> _What to work on_
Copy out all of the data exactly as it appears.

[Recorded data]
◇ ◇ ◇ ◇ ◇

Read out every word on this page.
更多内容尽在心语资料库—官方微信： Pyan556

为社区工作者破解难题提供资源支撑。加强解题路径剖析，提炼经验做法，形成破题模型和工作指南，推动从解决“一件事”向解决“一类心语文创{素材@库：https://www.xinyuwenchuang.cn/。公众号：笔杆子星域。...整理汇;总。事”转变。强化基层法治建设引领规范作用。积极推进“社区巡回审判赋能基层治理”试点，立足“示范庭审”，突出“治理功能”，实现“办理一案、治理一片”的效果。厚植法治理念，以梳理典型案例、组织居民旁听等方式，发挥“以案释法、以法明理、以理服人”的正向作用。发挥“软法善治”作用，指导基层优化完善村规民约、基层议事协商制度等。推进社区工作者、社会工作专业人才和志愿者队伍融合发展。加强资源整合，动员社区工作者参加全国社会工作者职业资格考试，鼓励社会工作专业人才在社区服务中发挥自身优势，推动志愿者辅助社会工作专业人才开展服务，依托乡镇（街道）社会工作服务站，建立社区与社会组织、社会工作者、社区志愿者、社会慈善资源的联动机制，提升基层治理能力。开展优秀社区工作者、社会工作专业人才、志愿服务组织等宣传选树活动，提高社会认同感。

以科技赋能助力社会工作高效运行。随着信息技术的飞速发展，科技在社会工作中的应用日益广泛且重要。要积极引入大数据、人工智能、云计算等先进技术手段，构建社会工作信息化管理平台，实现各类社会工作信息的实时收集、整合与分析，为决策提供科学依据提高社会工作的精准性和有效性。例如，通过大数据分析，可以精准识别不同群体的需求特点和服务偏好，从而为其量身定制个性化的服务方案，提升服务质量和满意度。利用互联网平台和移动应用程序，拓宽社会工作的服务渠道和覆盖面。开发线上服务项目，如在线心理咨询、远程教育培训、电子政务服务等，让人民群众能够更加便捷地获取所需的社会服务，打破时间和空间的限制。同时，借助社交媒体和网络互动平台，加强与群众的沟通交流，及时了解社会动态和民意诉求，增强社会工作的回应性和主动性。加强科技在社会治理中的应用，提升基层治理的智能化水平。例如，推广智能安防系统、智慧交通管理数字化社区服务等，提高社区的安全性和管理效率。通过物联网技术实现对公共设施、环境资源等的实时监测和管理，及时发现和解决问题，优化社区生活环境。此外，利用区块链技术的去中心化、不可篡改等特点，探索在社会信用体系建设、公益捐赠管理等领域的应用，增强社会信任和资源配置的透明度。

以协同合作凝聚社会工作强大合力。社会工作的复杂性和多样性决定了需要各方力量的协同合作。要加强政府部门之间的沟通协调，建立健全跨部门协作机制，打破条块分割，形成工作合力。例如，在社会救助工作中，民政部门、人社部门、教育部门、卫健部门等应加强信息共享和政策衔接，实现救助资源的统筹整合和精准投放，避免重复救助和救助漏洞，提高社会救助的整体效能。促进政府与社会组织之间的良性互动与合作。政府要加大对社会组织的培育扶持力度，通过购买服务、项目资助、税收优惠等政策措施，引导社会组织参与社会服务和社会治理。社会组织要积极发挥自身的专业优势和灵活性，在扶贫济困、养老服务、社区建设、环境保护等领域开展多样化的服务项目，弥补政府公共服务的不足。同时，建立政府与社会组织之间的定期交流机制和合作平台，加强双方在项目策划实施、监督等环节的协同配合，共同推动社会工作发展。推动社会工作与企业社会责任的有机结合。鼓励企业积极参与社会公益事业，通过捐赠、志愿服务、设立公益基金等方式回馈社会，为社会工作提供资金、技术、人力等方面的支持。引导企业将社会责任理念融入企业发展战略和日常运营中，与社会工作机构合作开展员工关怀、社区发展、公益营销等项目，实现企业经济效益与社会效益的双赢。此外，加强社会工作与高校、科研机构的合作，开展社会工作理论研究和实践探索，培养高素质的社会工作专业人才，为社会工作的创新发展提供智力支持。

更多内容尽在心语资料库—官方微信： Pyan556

◇ ◇ ◇ ◇ ◇

> _Exercise solution_
Read out every word on this page.
更多内容尽在心语资料库—官方微信： Pyan556

为社区工作者破解难题提供资源支撑。加强解题路径剖析，提炼经验做法，形成破题模型和工作指南，推动从解决“一件事”向解决“一类心语文创{素材@库：https://www.xinyuwenchuang.cn/。公众号：笔杆子星域。...整理汇;总。事”转变。强化基层法治建设引领规范作用。积极推进“社区巡回审判赋能基层治理”试点，立足“示范庭审”，突出“治理功能”，实现“办理一案、治理一片”的效果。厚植法治理念，以梳理典型案例、组织居民旁听等方式，发挥“以案释法、以法明理、以理服人”的正向作用。发挥“软法善治”作用，指导基层优化完善村规民约、基层议事协商制度等。推进社区工作者、社会工作专业人才和志愿者队伍融合发展。加强资源整合，动员社区工作者参加全国社会工作者职业资格考试，鼓励社会工作专业人才在社区服务中发挥自身优势，推动志愿者辅助社会工作专业人才开展服务，依托乡镇（街道）社会工作服务站，建立社区与社会组织、社会工作者、社区志愿者、社会慈善资源的联动机制，提升基层治理能力。开展优秀社区工作者、社会工作专业人才、志愿服务组织等宣传选树活动，提高社会认同感。

以科技赋能助力社会工作高效运行。随着信息技术的飞速发展，科技在社会工作中的应用日益广泛且重要。要积极引入大数据、人工智能、云计算等先进技术手段，构建社会工作信息化管理平台，实现各类社会工作信息的实时收集、整合与分析，为决策提供科学依据提高社会工作的精准性和有效性。例如，通过大数据分析，可以精准识别不同群体的需求特点和服务偏好，从而为其量身定制个性化的服务方案，提升服务质量和满意度。利用互联网平台和移动应用程序，拓宽社会工作的服务渠道和覆盖面。开发线上服务项目，如在线心理咨询、远程教育培训、电子政务服务等，让人民群众能够更加便捷地获取所需的社会服务，打破时间和空间的限制。同时，借助社交媒体和网络互动平台，加强与群众的沟通交流，及时了解社会动态和民意诉求，增强社会工作的回应性和主动性。加强科技在社会治理中的应用，提升基层治理的智能化水平。例如，推广智能安防系统、智慧交通管理数字化社区服务等，提高社区的安全性和管理效率。通过物联网技术实现对公共设施、环境资源等的实时监测和管理，及时发现和解决问题，优化社区生活环境。此外，利用区块链技术的去中心化、不可篡改等特点，探索在社会信用体系建设、公益捐赠管理等领域的应用，增强社会信任和资源配置的透明度。

以协同合作凝聚社会工作强大合力。社会工作的复杂性和多样性决定了需要各方力量的协同合作。要加强政府部门之间的沟通协调，建立健全跨部门协作机制，打破条块分割，形成工作合力。例如，在社会救助工作中，民政部门、人社部门、教育部门、卫健部门等应加强信息共享和政策衔接，实现救助资源的统筹整合和精准投放，避免重复救助和救助漏洞，提高社会救助的整体效能。促进政府与社会组织之间的良性互动与合作。政府要加大对社会组织的培育扶持力度，通过购买服务、项目资助、税收优惠等政策措施，引导社会组织参与社会服务和社会治理。社会组织要积极发挥自身的专业优势和灵活性，在扶贫济困、养老服务、社区建设、环境保护等领域开展多样化的服务项目，弥补政府公共服务的不足。同时，建立政府与社会组织之间的定期交流机制和合作平台，加强双方在项目策划实施、监督等环节的协同配合，共同推动社会工作发展。推动社会工作与企业社会责任的有机结合。鼓励企业积极参与社会公益事业，通过捐赠、志愿服务、设立公益基金等方式回馈社会，为社会工作提供资金、技术、人力等方面的支持。引导企业将社会责任理念融入企业发展战略和日常运营中，与社会工作机构合作开展员工关怀、社区发展、公益营销等项目，实现企业经济效益与社会效益的双赢。此外，加强社会工作与高校、科研机构的合作，开展社会工作理论研究和实践探索，培养高素质的社会工作专业人才，为社会工作的创新发展提供智力支持。

更多内容尽在心语资料库—官方微信： Pyan556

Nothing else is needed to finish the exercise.